- [Instructions to follow] Find the lines holding "this" and copy them.

★ ★ ★ ★ ★ ★ ★

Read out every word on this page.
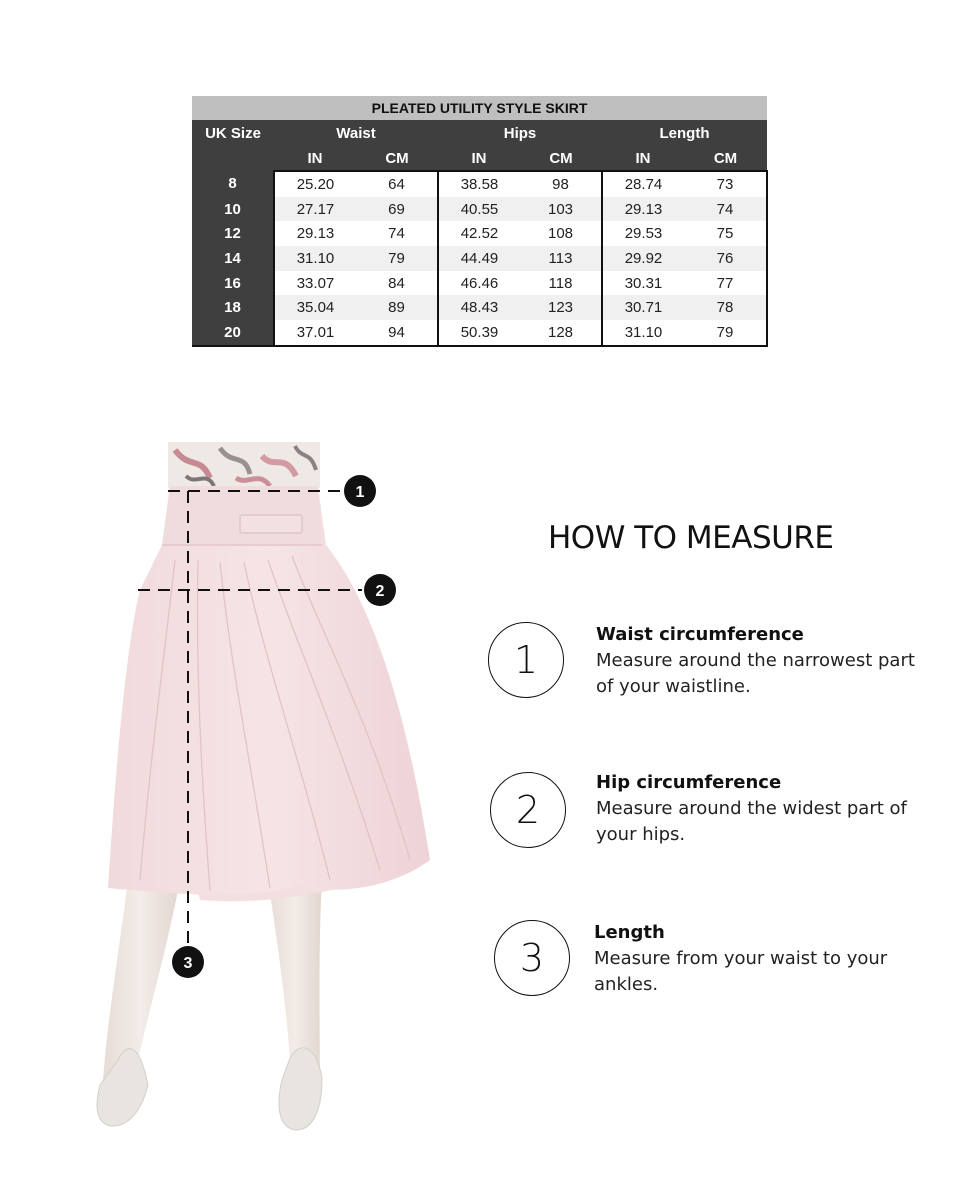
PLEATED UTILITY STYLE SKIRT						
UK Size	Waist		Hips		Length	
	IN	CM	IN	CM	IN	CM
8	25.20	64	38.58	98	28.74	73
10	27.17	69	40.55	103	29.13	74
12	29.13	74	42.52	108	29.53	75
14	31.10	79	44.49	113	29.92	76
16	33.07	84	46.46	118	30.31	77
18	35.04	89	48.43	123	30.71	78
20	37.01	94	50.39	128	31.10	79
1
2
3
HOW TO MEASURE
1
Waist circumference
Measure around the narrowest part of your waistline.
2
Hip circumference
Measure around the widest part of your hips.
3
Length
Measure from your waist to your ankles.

★ ★ ★ ★ ★ ★ ★

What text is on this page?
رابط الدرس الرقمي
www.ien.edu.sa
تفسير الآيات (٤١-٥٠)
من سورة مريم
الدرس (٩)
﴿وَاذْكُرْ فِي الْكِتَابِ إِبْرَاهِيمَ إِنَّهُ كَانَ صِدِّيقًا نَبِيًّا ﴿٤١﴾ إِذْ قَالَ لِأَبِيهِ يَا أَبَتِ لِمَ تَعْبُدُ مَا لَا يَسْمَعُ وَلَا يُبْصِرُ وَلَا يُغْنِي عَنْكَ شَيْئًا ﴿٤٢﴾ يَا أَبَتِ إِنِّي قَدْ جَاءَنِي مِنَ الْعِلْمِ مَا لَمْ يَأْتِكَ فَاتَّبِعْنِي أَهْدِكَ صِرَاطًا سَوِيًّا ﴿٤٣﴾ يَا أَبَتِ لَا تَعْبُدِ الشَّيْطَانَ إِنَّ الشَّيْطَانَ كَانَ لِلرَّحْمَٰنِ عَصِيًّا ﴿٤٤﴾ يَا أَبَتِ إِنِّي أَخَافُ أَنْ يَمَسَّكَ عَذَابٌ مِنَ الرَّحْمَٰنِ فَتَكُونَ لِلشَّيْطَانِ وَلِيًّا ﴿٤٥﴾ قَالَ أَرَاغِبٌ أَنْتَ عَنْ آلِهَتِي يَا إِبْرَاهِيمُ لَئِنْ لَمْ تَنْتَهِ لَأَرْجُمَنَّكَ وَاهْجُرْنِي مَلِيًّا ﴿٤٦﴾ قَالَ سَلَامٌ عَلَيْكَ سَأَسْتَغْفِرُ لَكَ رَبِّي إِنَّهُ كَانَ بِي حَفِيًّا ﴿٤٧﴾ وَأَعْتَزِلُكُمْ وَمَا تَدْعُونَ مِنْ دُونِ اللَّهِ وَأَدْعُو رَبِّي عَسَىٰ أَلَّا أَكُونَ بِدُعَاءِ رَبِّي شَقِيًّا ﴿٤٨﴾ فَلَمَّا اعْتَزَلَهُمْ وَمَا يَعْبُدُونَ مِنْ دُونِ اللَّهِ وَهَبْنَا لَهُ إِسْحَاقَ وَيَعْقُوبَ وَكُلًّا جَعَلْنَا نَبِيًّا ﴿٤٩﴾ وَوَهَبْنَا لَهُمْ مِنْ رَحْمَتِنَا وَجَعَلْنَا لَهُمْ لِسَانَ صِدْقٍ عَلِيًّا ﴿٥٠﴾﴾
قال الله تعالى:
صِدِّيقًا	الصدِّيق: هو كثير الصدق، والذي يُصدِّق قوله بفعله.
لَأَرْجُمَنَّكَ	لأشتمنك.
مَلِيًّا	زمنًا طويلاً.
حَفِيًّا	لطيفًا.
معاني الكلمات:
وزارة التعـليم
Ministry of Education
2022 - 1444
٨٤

★ ★ ★ ★ ★ ★ ★

- [Response to the task]
Read out every word on this page.
What text is on this page?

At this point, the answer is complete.